(begin)
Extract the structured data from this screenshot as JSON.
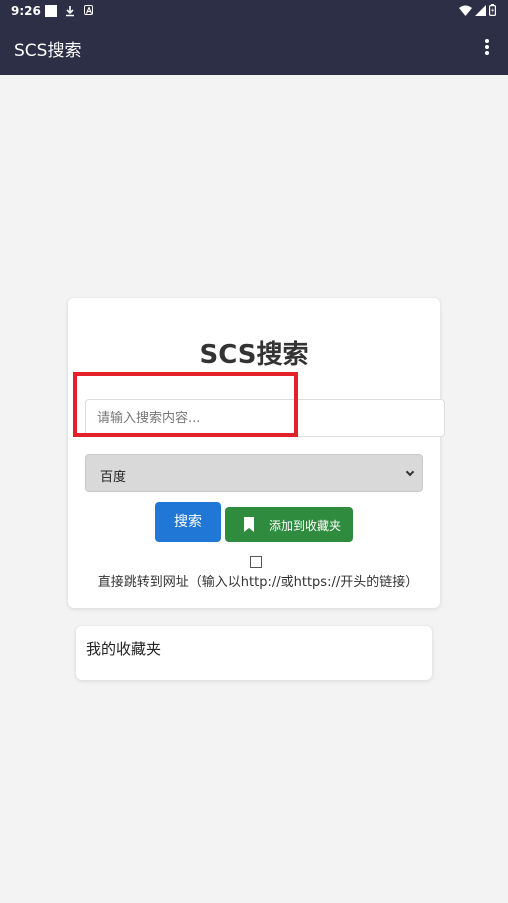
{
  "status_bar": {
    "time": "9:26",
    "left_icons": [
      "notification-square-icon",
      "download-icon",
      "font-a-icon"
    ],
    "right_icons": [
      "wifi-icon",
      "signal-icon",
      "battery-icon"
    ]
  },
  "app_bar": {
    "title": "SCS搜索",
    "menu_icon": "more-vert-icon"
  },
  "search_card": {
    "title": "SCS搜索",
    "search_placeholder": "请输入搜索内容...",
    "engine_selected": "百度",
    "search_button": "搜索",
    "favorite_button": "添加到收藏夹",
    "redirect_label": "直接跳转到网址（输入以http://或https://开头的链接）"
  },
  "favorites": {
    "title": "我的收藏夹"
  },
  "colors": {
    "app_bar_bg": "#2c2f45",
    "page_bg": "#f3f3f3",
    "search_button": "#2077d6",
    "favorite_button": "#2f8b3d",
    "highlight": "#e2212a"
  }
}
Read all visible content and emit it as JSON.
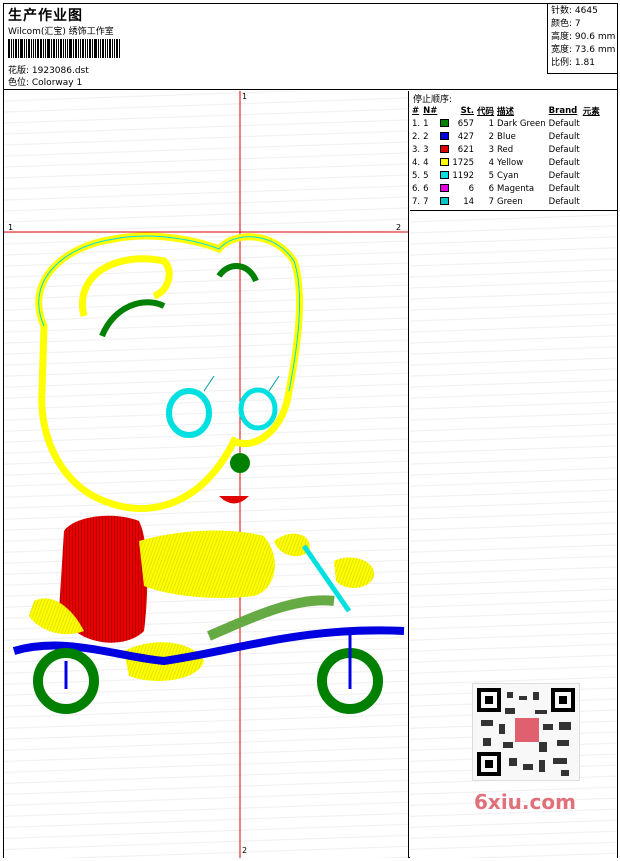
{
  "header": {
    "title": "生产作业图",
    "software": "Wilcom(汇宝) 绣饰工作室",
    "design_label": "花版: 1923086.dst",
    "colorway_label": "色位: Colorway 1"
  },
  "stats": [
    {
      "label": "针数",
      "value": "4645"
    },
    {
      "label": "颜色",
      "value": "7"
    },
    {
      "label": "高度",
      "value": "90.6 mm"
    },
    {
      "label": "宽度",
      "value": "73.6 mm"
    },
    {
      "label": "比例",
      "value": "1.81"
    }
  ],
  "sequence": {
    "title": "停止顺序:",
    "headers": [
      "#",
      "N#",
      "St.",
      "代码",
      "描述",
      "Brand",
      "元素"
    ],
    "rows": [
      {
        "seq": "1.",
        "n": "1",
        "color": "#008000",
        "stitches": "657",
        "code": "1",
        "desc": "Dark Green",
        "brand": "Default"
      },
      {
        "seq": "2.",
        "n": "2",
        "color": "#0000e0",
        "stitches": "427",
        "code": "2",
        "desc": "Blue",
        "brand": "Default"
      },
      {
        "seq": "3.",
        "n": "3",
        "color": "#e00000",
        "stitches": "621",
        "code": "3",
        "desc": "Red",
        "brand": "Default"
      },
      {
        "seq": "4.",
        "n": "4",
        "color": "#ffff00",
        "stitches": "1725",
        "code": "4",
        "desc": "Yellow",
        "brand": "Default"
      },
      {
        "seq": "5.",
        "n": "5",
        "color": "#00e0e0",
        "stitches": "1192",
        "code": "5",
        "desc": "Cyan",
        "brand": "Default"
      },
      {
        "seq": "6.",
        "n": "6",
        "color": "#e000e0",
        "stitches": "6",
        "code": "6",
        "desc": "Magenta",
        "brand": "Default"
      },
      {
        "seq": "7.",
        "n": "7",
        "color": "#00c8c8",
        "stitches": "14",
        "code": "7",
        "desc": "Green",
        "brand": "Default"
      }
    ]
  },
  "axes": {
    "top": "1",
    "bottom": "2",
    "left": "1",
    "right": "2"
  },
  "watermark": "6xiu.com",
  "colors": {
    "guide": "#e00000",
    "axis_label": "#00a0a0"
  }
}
(end)
◆ Task prompt
Copy each line of the records above that carries the word "title".

◆ Solution for this task
    "title": "SCS搜索",
    "title": "SCS搜索",
    "title": "我的收藏夹"
    "title": "生产作业图",
    "title": "停止顺序:",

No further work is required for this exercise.